- [What to produce]: Pull every line containing "subtitle" from the entries.

- [Stored records]:
=======

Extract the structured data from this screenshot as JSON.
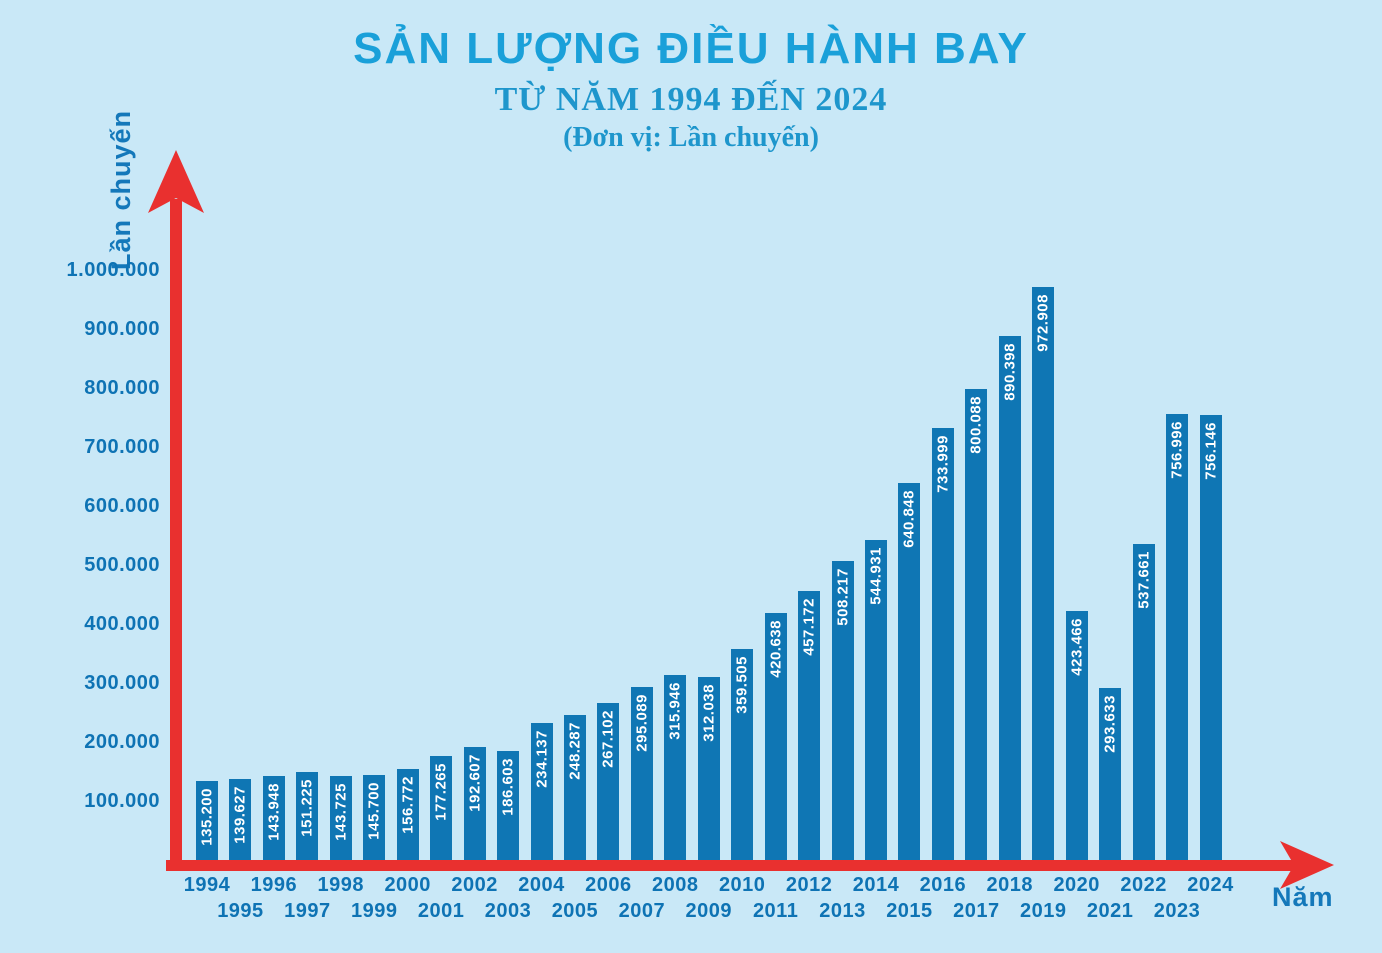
{
  "header": {
    "title": "SẢN LƯỢNG ĐIỀU HÀNH BAY",
    "subtitle": "TỪ NĂM 1994 ĐẾN 2024",
    "unit": "(Đơn vị: Lần chuyến)"
  },
  "axes": {
    "y_label": "Lần chuyến",
    "x_label": "Năm"
  },
  "colors": {
    "background": "#c9e8f7",
    "bar": "#0f76b4",
    "axis_red": "#e9302f",
    "title": "#1aa0d9",
    "subtitle": "#1e96cc",
    "tick_label": "#0e73b4",
    "axis_label": "#1478ba",
    "bar_value_text": "#ffffff"
  },
  "chart_data": {
    "type": "bar",
    "title": "SẢN LƯỢNG ĐIỀU HÀNH BAY TỪ NĂM 1994 ĐẾN 2024",
    "unit": "Lần chuyến",
    "xlabel": "Năm",
    "ylabel": "Lần chuyến",
    "ylim": [
      0,
      1000000
    ],
    "grid": false,
    "legend": "none",
    "categories": [
      1994,
      1995,
      1996,
      1997,
      1998,
      1999,
      2000,
      2001,
      2002,
      2003,
      2004,
      2005,
      2006,
      2007,
      2008,
      2009,
      2010,
      2011,
      2012,
      2013,
      2014,
      2015,
      2016,
      2017,
      2018,
      2019,
      2020,
      2021,
      2022,
      2023,
      2024
    ],
    "values": [
      135200,
      139627,
      143948,
      151225,
      143725,
      145700,
      156772,
      177265,
      192607,
      186603,
      234137,
      248287,
      267102,
      295089,
      315946,
      312038,
      359505,
      420638,
      457172,
      508217,
      544931,
      640848,
      733999,
      800088,
      890398,
      972908,
      423466,
      293633,
      537661,
      756996,
      756146
    ],
    "value_labels": [
      "135.200",
      "139.627",
      "143.948",
      "151.225",
      "143.725",
      "145.700",
      "156.772",
      "177.265",
      "192.607",
      "186.603",
      "234.137",
      "248.287",
      "267.102",
      "295.089",
      "315.946",
      "312.038",
      "359.505",
      "420.638",
      "457.172",
      "508.217",
      "544.931",
      "640.848",
      "733.999",
      "800.088",
      "890.398",
      "972.908",
      "423.466",
      "293.633",
      "537.661",
      "756.996",
      "756.146"
    ],
    "y_tick_labels": [
      "100.000",
      "200.000",
      "300.000",
      "400.000",
      "500.000",
      "600.000",
      "700.000",
      "800.000",
      "900.000",
      "1.000.000"
    ]
  }
}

=======

- [Task answer]:
    "subtitle": "TỪ NĂM 1994 ĐẾN 2024",
    "subtitle": "#1e96cc",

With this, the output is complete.